Challenge =
Go through the listing and write out all of it exactly.
## start Dataset content
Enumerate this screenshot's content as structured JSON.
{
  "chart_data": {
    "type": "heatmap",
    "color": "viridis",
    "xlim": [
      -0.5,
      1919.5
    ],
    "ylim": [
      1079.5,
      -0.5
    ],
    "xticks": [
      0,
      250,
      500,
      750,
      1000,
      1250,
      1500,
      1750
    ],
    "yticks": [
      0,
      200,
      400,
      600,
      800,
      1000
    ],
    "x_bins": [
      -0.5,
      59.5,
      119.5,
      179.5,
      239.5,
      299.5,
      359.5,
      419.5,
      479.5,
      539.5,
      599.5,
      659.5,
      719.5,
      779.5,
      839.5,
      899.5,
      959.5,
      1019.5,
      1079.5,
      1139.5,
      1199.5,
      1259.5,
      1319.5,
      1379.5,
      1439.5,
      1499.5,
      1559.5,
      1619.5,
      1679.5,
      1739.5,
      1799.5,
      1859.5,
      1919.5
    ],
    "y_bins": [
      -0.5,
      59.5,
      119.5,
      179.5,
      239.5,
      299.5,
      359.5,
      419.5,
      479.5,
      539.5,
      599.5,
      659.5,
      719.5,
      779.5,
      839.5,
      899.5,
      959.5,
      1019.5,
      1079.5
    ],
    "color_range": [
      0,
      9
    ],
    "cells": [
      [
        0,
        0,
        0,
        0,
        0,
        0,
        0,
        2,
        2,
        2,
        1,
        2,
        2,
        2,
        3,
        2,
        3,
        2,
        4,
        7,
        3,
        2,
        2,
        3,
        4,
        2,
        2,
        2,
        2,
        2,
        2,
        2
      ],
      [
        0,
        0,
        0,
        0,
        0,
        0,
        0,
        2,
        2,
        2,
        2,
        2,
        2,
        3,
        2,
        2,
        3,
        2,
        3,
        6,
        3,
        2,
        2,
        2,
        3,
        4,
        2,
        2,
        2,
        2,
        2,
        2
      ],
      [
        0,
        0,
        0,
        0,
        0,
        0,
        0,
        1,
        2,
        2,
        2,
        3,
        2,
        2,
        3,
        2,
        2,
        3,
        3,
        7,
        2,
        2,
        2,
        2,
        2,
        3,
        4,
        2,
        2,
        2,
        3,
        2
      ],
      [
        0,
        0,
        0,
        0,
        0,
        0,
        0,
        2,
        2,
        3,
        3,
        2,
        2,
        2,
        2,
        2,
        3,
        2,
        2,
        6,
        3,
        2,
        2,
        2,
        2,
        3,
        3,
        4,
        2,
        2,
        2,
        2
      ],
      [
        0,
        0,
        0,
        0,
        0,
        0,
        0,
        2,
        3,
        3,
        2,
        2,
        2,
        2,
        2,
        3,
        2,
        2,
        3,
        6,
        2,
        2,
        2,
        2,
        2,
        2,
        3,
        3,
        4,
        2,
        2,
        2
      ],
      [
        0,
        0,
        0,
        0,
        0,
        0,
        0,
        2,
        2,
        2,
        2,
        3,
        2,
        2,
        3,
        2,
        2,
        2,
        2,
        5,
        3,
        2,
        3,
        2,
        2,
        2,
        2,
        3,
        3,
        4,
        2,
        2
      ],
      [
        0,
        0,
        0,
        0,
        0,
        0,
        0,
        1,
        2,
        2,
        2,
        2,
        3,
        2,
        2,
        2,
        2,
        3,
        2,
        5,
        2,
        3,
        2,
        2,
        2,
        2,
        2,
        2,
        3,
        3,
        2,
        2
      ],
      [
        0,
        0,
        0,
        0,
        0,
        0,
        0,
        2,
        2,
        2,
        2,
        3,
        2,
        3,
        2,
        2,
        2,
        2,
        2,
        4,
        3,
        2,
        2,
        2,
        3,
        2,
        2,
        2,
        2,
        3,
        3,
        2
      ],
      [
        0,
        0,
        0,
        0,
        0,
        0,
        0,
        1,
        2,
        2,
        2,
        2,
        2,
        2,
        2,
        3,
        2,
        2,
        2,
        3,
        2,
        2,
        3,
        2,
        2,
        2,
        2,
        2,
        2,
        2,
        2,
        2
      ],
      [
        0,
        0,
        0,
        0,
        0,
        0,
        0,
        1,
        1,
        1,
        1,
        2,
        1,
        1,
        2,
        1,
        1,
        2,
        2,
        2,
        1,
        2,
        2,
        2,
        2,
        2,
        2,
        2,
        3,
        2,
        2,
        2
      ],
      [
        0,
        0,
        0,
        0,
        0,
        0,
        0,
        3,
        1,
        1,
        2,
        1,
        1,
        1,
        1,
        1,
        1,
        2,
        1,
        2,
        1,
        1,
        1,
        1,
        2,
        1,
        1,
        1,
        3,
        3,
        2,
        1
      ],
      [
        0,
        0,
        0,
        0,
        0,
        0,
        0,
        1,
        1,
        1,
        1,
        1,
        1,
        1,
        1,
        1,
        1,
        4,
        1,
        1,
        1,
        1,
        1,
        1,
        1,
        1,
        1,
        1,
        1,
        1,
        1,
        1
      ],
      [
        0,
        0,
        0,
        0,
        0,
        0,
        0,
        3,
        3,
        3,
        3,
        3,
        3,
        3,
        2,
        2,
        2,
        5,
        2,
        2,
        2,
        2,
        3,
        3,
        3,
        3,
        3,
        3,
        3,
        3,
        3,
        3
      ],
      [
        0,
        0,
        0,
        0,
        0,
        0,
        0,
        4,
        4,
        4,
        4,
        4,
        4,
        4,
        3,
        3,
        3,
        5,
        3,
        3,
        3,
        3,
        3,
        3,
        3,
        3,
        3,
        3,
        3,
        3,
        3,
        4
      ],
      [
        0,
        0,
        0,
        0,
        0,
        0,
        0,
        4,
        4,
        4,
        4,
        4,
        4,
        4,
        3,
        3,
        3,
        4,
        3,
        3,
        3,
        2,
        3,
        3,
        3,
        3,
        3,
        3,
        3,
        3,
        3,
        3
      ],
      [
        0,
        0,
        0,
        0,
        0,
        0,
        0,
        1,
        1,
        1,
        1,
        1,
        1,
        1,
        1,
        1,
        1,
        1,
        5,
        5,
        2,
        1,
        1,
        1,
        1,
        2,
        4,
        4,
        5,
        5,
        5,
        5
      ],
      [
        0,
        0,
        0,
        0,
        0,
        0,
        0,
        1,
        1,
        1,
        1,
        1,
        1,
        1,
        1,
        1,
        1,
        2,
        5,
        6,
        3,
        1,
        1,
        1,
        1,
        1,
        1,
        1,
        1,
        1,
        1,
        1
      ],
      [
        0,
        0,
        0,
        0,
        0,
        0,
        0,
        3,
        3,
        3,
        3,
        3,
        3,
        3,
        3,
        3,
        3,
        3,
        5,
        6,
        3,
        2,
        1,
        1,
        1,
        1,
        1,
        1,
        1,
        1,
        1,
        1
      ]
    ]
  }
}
## end Dataset content
Complete output =
Enumerate this screenshot's content as structured JSON.
{
  "chart_data": {
    "type": "heatmap",
    "color": "viridis",
    "xlim": [
      -0.5,
      1919.5
    ],
    "ylim": [
      1079.5,
      -0.5
    ],
    "xticks": [
      0,
      250,
      500,
      750,
      1000,
      1250,
      1500,
      1750
    ],
    "yticks": [
      0,
      200,
      400,
      600,
      800,
      1000
    ],
    "x_bins": [
      -0.5,
      59.5,
      119.5,
      179.5,
      239.5,
      299.5,
      359.5,
      419.5,
      479.5,
      539.5,
      599.5,
      659.5,
      719.5,
      779.5,
      839.5,
      899.5,
      959.5,
      1019.5,
      1079.5,
      1139.5,
      1199.5,
      1259.5,
      1319.5,
      1379.5,
      1439.5,
      1499.5,
      1559.5,
      1619.5,
      1679.5,
      1739.5,
      1799.5,
      1859.5,
      1919.5
    ],
    "y_bins": [
      -0.5,
      59.5,
      119.5,
      179.5,
      239.5,
      299.5,
      359.5,
      419.5,
      479.5,
      539.5,
      599.5,
      659.5,
      719.5,
      779.5,
      839.5,
      899.5,
      959.5,
      1019.5,
      1079.5
    ],
    "color_range": [
      0,
      9
    ],
    "cells": [
      [
        0,
        0,
        0,
        0,
        0,
        0,
        0,
        2,
        2,
        2,
        1,
        2,
        2,
        2,
        3,
        2,
        3,
        2,
        4,
        7,
        3,
        2,
        2,
        3,
        4,
        2,
        2,
        2,
        2,
        2,
        2,
        2
      ],
      [
        0,
        0,
        0,
        0,
        0,
        0,
        0,
        2,
        2,
        2,
        2,
        2,
        2,
        3,
        2,
        2,
        3,
        2,
        3,
        6,
        3,
        2,
        2,
        2,
        3,
        4,
        2,
        2,
        2,
        2,
        2,
        2
      ],
      [
        0,
        0,
        0,
        0,
        0,
        0,
        0,
        1,
        2,
        2,
        2,
        3,
        2,
        2,
        3,
        2,
        2,
        3,
        3,
        7,
        2,
        2,
        2,
        2,
        2,
        3,
        4,
        2,
        2,
        2,
        3,
        2
      ],
      [
        0,
        0,
        0,
        0,
        0,
        0,
        0,
        2,
        2,
        3,
        3,
        2,
        2,
        2,
        2,
        2,
        3,
        2,
        2,
        6,
        3,
        2,
        2,
        2,
        2,
        3,
        3,
        4,
        2,
        2,
        2,
        2
      ],
      [
        0,
        0,
        0,
        0,
        0,
        0,
        0,
        2,
        3,
        3,
        2,
        2,
        2,
        2,
        2,
        3,
        2,
        2,
        3,
        6,
        2,
        2,
        2,
        2,
        2,
        2,
        3,
        3,
        4,
        2,
        2,
        2
      ],
      [
        0,
        0,
        0,
        0,
        0,
        0,
        0,
        2,
        2,
        2,
        2,
        3,
        2,
        2,
        3,
        2,
        2,
        2,
        2,
        5,
        3,
        2,
        3,
        2,
        2,
        2,
        2,
        3,
        3,
        4,
        2,
        2
      ],
      [
        0,
        0,
        0,
        0,
        0,
        0,
        0,
        1,
        2,
        2,
        2,
        2,
        3,
        2,
        2,
        2,
        2,
        3,
        2,
        5,
        2,
        3,
        2,
        2,
        2,
        2,
        2,
        2,
        3,
        3,
        2,
        2
      ],
      [
        0,
        0,
        0,
        0,
        0,
        0,
        0,
        2,
        2,
        2,
        2,
        3,
        2,
        3,
        2,
        2,
        2,
        2,
        2,
        4,
        3,
        2,
        2,
        2,
        3,
        2,
        2,
        2,
        2,
        3,
        3,
        2
      ],
      [
        0,
        0,
        0,
        0,
        0,
        0,
        0,
        1,
        2,
        2,
        2,
        2,
        2,
        2,
        2,
        3,
        2,
        2,
        2,
        3,
        2,
        2,
        3,
        2,
        2,
        2,
        2,
        2,
        2,
        2,
        2,
        2
      ],
      [
        0,
        0,
        0,
        0,
        0,
        0,
        0,
        1,
        1,
        1,
        1,
        2,
        1,
        1,
        2,
        1,
        1,
        2,
        2,
        2,
        1,
        2,
        2,
        2,
        2,
        2,
        2,
        2,
        3,
        2,
        2,
        2
      ],
      [
        0,
        0,
        0,
        0,
        0,
        0,
        0,
        3,
        1,
        1,
        2,
        1,
        1,
        1,
        1,
        1,
        1,
        2,
        1,
        2,
        1,
        1,
        1,
        1,
        2,
        1,
        1,
        1,
        3,
        3,
        2,
        1
      ],
      [
        0,
        0,
        0,
        0,
        0,
        0,
        0,
        1,
        1,
        1,
        1,
        1,
        1,
        1,
        1,
        1,
        1,
        4,
        1,
        1,
        1,
        1,
        1,
        1,
        1,
        1,
        1,
        1,
        1,
        1,
        1,
        1
      ],
      [
        0,
        0,
        0,
        0,
        0,
        0,
        0,
        3,
        3,
        3,
        3,
        3,
        3,
        3,
        2,
        2,
        2,
        5,
        2,
        2,
        2,
        2,
        3,
        3,
        3,
        3,
        3,
        3,
        3,
        3,
        3,
        3
      ],
      [
        0,
        0,
        0,
        0,
        0,
        0,
        0,
        4,
        4,
        4,
        4,
        4,
        4,
        4,
        3,
        3,
        3,
        5,
        3,
        3,
        3,
        3,
        3,
        3,
        3,
        3,
        3,
        3,
        3,
        3,
        3,
        4
      ],
      [
        0,
        0,
        0,
        0,
        0,
        0,
        0,
        4,
        4,
        4,
        4,
        4,
        4,
        4,
        3,
        3,
        3,
        4,
        3,
        3,
        3,
        2,
        3,
        3,
        3,
        3,
        3,
        3,
        3,
        3,
        3,
        3
      ],
      [
        0,
        0,
        0,
        0,
        0,
        0,
        0,
        1,
        1,
        1,
        1,
        1,
        1,
        1,
        1,
        1,
        1,
        1,
        5,
        5,
        2,
        1,
        1,
        1,
        1,
        2,
        4,
        4,
        5,
        5,
        5,
        5
      ],
      [
        0,
        0,
        0,
        0,
        0,
        0,
        0,
        1,
        1,
        1,
        1,
        1,
        1,
        1,
        1,
        1,
        1,
        2,
        5,
        6,
        3,
        1,
        1,
        1,
        1,
        1,
        1,
        1,
        1,
        1,
        1,
        1
      ],
      [
        0,
        0,
        0,
        0,
        0,
        0,
        0,
        3,
        3,
        3,
        3,
        3,
        3,
        3,
        3,
        3,
        3,
        3,
        5,
        6,
        3,
        2,
        1,
        1,
        1,
        1,
        1,
        1,
        1,
        1,
        1,
        1
      ]
    ]
  }
}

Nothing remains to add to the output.